→ Set exercise
Format the lines of the items below as a JSON list of strings, one string per line and blank lines omitted, starting at the very first line and ending at the line that contains "table-row xyxy=(179,637,896,669)".
* START Material for this exercise *
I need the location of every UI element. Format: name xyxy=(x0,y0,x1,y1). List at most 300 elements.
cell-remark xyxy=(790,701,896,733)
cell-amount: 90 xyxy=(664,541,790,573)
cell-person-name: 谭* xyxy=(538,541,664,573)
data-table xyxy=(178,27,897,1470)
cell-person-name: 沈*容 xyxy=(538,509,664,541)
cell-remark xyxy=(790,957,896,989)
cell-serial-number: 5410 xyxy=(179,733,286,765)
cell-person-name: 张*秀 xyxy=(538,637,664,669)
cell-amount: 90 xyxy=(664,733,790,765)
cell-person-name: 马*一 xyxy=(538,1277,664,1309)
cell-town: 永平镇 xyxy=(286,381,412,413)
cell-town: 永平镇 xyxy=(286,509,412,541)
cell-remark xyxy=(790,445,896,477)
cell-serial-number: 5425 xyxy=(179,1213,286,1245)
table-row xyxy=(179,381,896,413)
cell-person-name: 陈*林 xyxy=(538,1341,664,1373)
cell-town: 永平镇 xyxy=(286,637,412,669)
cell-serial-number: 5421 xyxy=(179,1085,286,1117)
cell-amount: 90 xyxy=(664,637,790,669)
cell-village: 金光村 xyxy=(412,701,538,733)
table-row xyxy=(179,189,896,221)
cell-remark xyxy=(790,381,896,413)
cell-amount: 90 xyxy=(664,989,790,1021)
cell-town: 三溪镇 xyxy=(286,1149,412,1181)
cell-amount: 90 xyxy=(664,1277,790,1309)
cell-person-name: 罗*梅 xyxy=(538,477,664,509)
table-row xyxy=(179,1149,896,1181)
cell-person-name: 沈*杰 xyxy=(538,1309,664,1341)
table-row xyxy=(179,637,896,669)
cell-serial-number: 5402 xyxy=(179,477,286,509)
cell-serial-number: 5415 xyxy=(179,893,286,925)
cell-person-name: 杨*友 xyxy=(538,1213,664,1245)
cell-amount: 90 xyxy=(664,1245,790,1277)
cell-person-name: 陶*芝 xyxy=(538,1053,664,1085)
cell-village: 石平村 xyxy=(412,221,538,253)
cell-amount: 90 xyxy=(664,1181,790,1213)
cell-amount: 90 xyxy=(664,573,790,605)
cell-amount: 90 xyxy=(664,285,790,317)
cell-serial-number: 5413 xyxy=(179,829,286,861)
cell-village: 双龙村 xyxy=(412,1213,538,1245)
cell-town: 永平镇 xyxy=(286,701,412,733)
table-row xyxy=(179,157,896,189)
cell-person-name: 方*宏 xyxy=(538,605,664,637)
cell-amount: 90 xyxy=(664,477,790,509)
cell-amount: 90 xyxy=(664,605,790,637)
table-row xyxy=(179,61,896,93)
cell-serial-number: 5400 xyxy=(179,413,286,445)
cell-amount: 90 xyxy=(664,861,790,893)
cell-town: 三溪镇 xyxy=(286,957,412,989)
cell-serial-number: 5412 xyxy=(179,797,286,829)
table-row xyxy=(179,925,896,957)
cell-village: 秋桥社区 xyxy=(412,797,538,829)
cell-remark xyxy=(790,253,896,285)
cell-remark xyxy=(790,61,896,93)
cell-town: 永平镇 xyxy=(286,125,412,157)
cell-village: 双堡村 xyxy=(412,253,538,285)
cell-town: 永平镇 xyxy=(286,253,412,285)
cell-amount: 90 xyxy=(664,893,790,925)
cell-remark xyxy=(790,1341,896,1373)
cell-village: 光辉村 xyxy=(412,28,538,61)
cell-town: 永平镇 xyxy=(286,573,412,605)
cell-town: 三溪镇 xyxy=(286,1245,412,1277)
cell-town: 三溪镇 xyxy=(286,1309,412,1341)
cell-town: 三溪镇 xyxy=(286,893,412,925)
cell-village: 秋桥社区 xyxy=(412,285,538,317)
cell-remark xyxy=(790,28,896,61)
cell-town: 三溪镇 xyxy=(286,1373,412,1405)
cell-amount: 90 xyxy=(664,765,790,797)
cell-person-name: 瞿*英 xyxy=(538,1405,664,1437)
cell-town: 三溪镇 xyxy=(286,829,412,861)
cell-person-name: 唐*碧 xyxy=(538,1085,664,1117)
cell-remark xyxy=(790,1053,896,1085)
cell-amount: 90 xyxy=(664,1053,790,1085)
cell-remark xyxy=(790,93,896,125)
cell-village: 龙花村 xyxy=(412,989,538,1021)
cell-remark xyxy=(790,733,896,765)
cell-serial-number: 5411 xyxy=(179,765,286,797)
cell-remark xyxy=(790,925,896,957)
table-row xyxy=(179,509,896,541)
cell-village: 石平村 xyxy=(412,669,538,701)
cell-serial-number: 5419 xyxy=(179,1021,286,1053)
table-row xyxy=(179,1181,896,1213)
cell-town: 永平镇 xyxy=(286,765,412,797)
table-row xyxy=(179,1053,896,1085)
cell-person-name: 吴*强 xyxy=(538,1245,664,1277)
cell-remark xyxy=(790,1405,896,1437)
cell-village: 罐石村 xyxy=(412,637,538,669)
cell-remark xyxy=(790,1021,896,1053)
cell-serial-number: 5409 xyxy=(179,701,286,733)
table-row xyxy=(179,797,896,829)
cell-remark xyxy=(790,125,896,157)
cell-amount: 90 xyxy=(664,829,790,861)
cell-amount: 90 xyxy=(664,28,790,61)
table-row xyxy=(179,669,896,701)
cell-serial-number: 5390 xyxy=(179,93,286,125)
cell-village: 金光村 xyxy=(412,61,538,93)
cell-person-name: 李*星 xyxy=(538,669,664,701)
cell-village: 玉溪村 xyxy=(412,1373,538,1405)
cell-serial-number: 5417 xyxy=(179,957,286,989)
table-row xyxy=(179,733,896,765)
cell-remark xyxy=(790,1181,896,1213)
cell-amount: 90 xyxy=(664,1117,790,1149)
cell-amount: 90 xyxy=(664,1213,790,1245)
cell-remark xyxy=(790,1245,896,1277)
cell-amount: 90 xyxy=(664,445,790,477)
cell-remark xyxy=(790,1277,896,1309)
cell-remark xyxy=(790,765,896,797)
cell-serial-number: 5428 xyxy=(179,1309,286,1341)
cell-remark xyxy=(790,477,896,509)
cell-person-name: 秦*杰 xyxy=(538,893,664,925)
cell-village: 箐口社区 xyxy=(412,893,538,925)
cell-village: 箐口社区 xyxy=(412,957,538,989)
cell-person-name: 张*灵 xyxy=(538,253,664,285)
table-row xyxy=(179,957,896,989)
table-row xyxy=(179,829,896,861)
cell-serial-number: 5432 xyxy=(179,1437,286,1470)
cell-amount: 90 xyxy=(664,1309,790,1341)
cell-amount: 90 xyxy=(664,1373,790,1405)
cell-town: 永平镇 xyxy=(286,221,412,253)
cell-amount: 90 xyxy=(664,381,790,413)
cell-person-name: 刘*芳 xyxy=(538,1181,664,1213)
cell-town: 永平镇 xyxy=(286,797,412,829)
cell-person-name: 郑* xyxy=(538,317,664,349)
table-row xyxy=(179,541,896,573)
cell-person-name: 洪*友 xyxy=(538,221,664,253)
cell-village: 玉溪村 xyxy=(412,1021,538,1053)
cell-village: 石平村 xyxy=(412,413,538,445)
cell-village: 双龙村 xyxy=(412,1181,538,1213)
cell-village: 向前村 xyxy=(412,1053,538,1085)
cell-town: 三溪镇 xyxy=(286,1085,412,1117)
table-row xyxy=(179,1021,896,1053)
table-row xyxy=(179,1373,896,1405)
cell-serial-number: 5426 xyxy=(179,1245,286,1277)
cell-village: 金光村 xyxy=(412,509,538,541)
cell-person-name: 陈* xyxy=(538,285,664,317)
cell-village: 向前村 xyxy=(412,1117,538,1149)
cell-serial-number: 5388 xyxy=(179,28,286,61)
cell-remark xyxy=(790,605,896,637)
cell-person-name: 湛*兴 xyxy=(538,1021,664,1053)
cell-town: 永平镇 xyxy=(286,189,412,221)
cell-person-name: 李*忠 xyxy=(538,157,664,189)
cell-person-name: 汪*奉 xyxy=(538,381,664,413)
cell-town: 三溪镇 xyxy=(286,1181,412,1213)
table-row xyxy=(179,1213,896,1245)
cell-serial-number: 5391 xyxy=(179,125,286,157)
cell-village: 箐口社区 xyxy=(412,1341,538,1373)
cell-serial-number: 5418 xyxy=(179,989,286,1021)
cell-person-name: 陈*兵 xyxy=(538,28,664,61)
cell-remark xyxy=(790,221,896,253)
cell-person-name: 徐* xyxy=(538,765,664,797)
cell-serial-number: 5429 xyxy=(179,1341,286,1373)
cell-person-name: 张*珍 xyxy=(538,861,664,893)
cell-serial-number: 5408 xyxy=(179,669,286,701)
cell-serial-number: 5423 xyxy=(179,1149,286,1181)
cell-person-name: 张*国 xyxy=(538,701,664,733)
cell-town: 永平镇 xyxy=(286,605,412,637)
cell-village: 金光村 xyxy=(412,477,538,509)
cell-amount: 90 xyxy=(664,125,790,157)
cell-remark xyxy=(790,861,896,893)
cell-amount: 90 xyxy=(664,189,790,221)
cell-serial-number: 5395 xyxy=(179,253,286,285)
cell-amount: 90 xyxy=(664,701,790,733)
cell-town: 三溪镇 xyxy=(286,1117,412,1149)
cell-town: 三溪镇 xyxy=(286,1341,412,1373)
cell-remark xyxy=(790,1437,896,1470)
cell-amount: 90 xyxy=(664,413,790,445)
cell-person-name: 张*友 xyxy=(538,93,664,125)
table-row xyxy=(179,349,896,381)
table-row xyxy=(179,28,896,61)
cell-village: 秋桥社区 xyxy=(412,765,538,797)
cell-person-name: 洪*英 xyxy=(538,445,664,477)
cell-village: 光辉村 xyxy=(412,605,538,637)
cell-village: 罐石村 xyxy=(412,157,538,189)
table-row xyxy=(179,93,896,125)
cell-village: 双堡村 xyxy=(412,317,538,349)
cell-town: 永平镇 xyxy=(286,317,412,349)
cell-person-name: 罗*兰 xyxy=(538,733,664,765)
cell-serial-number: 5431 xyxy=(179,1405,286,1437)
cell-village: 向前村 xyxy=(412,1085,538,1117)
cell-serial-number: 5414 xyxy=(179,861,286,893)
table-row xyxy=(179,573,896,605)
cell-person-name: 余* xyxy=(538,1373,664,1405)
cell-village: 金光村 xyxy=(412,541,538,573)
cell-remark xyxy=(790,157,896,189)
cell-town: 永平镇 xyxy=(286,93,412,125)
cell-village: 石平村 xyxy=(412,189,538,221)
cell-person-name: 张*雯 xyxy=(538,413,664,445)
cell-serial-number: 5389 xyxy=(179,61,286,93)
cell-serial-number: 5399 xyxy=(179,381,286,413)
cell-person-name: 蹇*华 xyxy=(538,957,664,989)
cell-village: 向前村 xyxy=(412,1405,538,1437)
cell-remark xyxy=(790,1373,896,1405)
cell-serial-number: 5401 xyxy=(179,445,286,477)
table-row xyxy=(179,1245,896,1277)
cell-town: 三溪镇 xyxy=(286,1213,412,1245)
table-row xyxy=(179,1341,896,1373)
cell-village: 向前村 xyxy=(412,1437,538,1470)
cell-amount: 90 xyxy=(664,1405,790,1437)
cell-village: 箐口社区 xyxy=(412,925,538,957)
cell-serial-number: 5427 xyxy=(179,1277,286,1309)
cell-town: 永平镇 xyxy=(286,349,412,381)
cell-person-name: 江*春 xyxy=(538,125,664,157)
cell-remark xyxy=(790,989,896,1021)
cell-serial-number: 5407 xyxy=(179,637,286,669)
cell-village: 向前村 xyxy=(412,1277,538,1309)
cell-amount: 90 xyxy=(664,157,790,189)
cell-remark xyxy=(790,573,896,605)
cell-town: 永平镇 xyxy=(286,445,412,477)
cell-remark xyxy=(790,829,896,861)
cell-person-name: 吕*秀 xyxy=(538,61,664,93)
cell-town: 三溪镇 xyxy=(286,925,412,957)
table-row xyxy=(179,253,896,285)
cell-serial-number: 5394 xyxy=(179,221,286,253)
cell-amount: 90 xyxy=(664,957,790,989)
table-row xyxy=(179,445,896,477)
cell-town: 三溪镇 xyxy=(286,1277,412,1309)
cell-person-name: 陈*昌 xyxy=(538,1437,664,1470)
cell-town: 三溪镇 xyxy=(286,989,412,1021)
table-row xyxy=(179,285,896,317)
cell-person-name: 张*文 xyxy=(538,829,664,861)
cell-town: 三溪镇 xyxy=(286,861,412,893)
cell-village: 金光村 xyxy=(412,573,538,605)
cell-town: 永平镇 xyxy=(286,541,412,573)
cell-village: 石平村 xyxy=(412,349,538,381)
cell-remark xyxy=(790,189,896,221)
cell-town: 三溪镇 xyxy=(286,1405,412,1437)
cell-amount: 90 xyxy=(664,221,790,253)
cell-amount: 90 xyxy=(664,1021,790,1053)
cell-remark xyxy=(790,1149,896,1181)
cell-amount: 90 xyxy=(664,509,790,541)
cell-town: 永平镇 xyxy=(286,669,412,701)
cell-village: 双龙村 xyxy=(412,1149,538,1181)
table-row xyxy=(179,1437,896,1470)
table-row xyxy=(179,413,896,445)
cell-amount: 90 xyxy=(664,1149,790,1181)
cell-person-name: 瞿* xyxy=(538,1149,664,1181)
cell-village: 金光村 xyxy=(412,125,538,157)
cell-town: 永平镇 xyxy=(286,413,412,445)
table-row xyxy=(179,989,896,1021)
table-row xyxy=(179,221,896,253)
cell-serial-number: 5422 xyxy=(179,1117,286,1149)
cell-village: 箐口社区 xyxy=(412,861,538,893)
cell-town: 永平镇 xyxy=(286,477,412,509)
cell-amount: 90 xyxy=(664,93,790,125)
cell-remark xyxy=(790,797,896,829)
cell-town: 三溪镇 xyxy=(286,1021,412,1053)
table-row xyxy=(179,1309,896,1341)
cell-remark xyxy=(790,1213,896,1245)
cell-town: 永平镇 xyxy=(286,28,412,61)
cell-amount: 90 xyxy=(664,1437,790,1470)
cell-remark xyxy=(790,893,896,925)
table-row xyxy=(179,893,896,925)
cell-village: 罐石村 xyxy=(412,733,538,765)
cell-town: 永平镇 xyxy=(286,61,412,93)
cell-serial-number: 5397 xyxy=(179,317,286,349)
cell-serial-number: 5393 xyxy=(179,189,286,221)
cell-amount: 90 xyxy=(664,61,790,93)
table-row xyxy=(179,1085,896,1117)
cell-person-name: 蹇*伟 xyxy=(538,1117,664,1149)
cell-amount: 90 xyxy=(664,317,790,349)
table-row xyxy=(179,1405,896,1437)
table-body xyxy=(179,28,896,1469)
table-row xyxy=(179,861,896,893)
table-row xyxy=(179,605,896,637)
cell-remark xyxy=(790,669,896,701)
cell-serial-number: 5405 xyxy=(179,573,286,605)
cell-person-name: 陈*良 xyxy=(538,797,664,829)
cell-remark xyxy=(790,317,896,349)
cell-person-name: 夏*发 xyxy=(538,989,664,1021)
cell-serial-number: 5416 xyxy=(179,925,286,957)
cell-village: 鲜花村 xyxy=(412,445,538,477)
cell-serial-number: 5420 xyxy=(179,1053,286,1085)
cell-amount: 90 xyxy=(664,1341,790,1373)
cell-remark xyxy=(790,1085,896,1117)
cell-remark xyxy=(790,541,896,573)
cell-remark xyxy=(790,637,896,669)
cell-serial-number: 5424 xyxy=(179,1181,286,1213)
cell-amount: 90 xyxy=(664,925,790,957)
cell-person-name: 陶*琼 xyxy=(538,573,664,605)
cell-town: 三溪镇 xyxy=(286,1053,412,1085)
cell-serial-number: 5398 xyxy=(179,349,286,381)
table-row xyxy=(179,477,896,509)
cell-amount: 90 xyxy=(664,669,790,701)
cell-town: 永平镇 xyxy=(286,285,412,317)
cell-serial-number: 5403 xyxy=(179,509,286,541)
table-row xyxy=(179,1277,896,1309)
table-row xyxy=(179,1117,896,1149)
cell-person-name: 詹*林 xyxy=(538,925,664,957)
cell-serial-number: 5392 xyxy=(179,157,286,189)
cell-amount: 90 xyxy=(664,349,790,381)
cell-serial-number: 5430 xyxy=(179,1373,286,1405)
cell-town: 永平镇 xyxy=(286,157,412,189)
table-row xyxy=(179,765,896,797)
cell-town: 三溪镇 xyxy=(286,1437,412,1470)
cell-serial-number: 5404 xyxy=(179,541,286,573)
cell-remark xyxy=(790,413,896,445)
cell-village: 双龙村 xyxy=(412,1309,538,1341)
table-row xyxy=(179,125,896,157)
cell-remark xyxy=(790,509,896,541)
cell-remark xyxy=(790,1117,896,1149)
* END Material for this exercise *
→ In response
[
  "I need the location of every UI element. Format: name xyxy=(x0,y0,x1,y1). List at most 300 elements.",
  "cell-remark xyxy=(790,701,896,733)",
  "cell-amount: 90 xyxy=(664,541,790,573)",
  "cell-person-name: 谭* xyxy=(538,541,664,573)",
  "data-table xyxy=(178,27,897,1470)",
  "cell-person-name: 沈*容 xyxy=(538,509,664,541)",
  "cell-remark xyxy=(790,957,896,989)",
  "cell-serial-number: 5410 xyxy=(179,733,286,765)",
  "cell-person-name: 张*秀 xyxy=(538,637,664,669)",
  "cell-amount: 90 xyxy=(664,733,790,765)",
  "cell-person-name: 马*一 xyxy=(538,1277,664,1309)",
  "cell-town: 永平镇 xyxy=(286,381,412,413)",
  "cell-town: 永平镇 xyxy=(286,509,412,541)",
  "cell-remark xyxy=(790,445,896,477)",
  "cell-serial-number: 5425 xyxy=(179,1213,286,1245)",
  "table-row xyxy=(179,381,896,413)",
  "cell-person-name: 陈*林 xyxy=(538,1341,664,1373)",
  "cell-town: 永平镇 xyxy=(286,637,412,669)",
  "cell-serial-number: 5421 xyxy=(179,1085,286,1117)",
  "cell-amount: 90 xyxy=(664,637,790,669)",
  "cell-village: 金光村 xyxy=(412,701,538,733)",
  "table-row xyxy=(179,189,896,221)",
  "cell-remark xyxy=(790,381,896,413)",
  "cell-amount: 90 xyxy=(664,989,790,1021)",
  "cell-town: 三溪镇 xyxy=(286,1149,412,1181)",
  "cell-amount: 90 xyxy=(664,1277,790,1309)",
  "cell-person-name: 罗*梅 xyxy=(538,477,664,509)",
  "table-row xyxy=(179,1149,896,1181)",
  "cell-person-name: 沈*杰 xyxy=(538,1309,664,1341)",
  "table-row xyxy=(179,637,896,669)"
]